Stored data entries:

_ _ _ _ _

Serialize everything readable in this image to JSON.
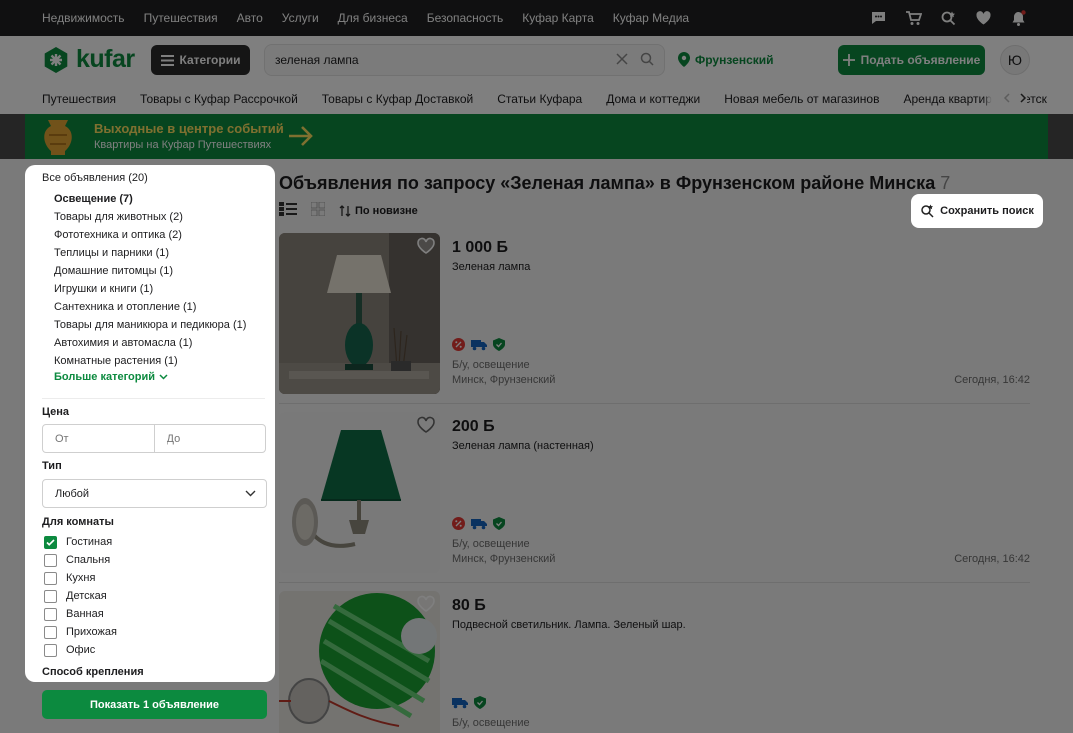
{
  "topnav": {
    "links": [
      "Недвижимость",
      "Путешествия",
      "Авто",
      "Услуги",
      "Для бизнеса",
      "Безопасность",
      "Куфар Карта",
      "Куфар Медиа"
    ],
    "icons": [
      "chat-icon",
      "cart-icon",
      "saved-search-icon",
      "heart-icon",
      "bell-icon"
    ]
  },
  "header": {
    "logo": "kufar",
    "categories_label": "Категории",
    "search_value": "зеленая лампа",
    "location": "Фрунзенский",
    "post_label": "Подать объявление",
    "avatar_letter": "Ю"
  },
  "catrow": [
    "Путешествия",
    "Товары с Куфар Рассрочкой",
    "Товары с Куфар Доставкой",
    "Статьи Куфара",
    "Дома и коттеджи",
    "Новая мебель от магазинов",
    "Аренда квартир",
    "Детск"
  ],
  "banner": {
    "title": "Выходные в центре событий",
    "subtitle": "Квартиры на Куфар Путешествиях"
  },
  "results": {
    "title": "Объявления по запросу «Зеленая лампа» в Фрунзенском районе Минска",
    "count": "7",
    "sort_label": "По новизне",
    "save_search_label": "Сохранить поиск"
  },
  "listings": [
    {
      "price": "1 000 Б",
      "title": "Зеленая лампа",
      "condition": "Б/у, освещение",
      "location": "Минск, Фрунзенский",
      "date": "Сегодня, 16:42"
    },
    {
      "price": "200 Б",
      "title": "Зеленая лампа (настенная)",
      "condition": "Б/у, освещение",
      "location": "Минск, Фрунзенский",
      "date": "Сегодня, 16:42"
    },
    {
      "price": "80 Б",
      "title": "Подвесной светильник. Лампа. Зеленый шар.",
      "condition": "Б/у, освещение",
      "location": "",
      "date": ""
    }
  ],
  "filter": {
    "all_label": "Все объявления (20)",
    "categories": [
      "Освещение (7)",
      "Товары для животных (2)",
      "Фототехника и оптика (2)",
      "Теплицы и парники (1)",
      "Домашние питомцы (1)",
      "Игрушки и книги (1)",
      "Сантехника и отопление (1)",
      "Товары для маникюра и педикюра (1)",
      "Автохимия и автомасла (1)",
      "Комнатные растения (1)"
    ],
    "more_label": "Больше категорий",
    "price_label": "Цена",
    "price_from_placeholder": "От",
    "price_to_placeholder": "До",
    "type_label": "Тип",
    "type_value": "Любой",
    "room_label": "Для комнаты",
    "rooms": [
      {
        "label": "Гостиная",
        "checked": true
      },
      {
        "label": "Спальня",
        "checked": false
      },
      {
        "label": "Кухня",
        "checked": false
      },
      {
        "label": "Детская",
        "checked": false
      },
      {
        "label": "Ванная",
        "checked": false
      },
      {
        "label": "Прихожая",
        "checked": false
      },
      {
        "label": "Офис",
        "checked": false
      }
    ],
    "mount_label": "Способ крепления",
    "show_button": "Показать 1 объявление"
  },
  "colors": {
    "brand_green": "#0c8a3f",
    "banner_title": "#ffe060",
    "topbar": "#202122"
  }
}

_ _ _ _ _

▸ **To do**
Reproduce each line exactly as it appears, omitting the pictures.

▸ **Expected answer**
Serialize everything readable in this image to JSON.
{
  "topnav": {
    "links": [
      "Недвижимость",
      "Путешествия",
      "Авто",
      "Услуги",
      "Для бизнеса",
      "Безопасность",
      "Куфар Карта",
      "Куфар Медиа"
    ],
    "icons": [
      "chat-icon",
      "cart-icon",
      "saved-search-icon",
      "heart-icon",
      "bell-icon"
    ]
  },
  "header": {
    "logo": "kufar",
    "categories_label": "Категории",
    "search_value": "зеленая лампа",
    "location": "Фрунзенский",
    "post_label": "Подать объявление",
    "avatar_letter": "Ю"
  },
  "catrow": [
    "Путешествия",
    "Товары с Куфар Рассрочкой",
    "Товары с Куфар Доставкой",
    "Статьи Куфара",
    "Дома и коттеджи",
    "Новая мебель от магазинов",
    "Аренда квартир",
    "Детск"
  ],
  "banner": {
    "title": "Выходные в центре событий",
    "subtitle": "Квартиры на Куфар Путешествиях"
  },
  "results": {
    "title": "Объявления по запросу «Зеленая лампа» в Фрунзенском районе Минска",
    "count": "7",
    "sort_label": "По новизне",
    "save_search_label": "Сохранить поиск"
  },
  "listings": [
    {
      "price": "1 000 Б",
      "title": "Зеленая лампа",
      "condition": "Б/у, освещение",
      "location": "Минск, Фрунзенский",
      "date": "Сегодня, 16:42"
    },
    {
      "price": "200 Б",
      "title": "Зеленая лампа (настенная)",
      "condition": "Б/у, освещение",
      "location": "Минск, Фрунзенский",
      "date": "Сегодня, 16:42"
    },
    {
      "price": "80 Б",
      "title": "Подвесной светильник. Лампа. Зеленый шар.",
      "condition": "Б/у, освещение",
      "location": "",
      "date": ""
    }
  ],
  "filter": {
    "all_label": "Все объявления (20)",
    "categories": [
      "Освещение (7)",
      "Товары для животных (2)",
      "Фототехника и оптика (2)",
      "Теплицы и парники (1)",
      "Домашние питомцы (1)",
      "Игрушки и книги (1)",
      "Сантехника и отопление (1)",
      "Товары для маникюра и педикюра (1)",
      "Автохимия и автомасла (1)",
      "Комнатные растения (1)"
    ],
    "more_label": "Больше категорий",
    "price_label": "Цена",
    "price_from_placeholder": "От",
    "price_to_placeholder": "До",
    "type_label": "Тип",
    "type_value": "Любой",
    "room_label": "Для комнаты",
    "rooms": [
      {
        "label": "Гостиная",
        "checked": true
      },
      {
        "label": "Спальня",
        "checked": false
      },
      {
        "label": "Кухня",
        "checked": false
      },
      {
        "label": "Детская",
        "checked": false
      },
      {
        "label": "Ванная",
        "checked": false
      },
      {
        "label": "Прихожая",
        "checked": false
      },
      {
        "label": "Офис",
        "checked": false
      }
    ],
    "mount_label": "Способ крепления",
    "show_button": "Показать 1 объявление"
  },
  "colors": {
    "brand_green": "#0c8a3f",
    "banner_title": "#ffe060",
    "topbar": "#202122"
  }
}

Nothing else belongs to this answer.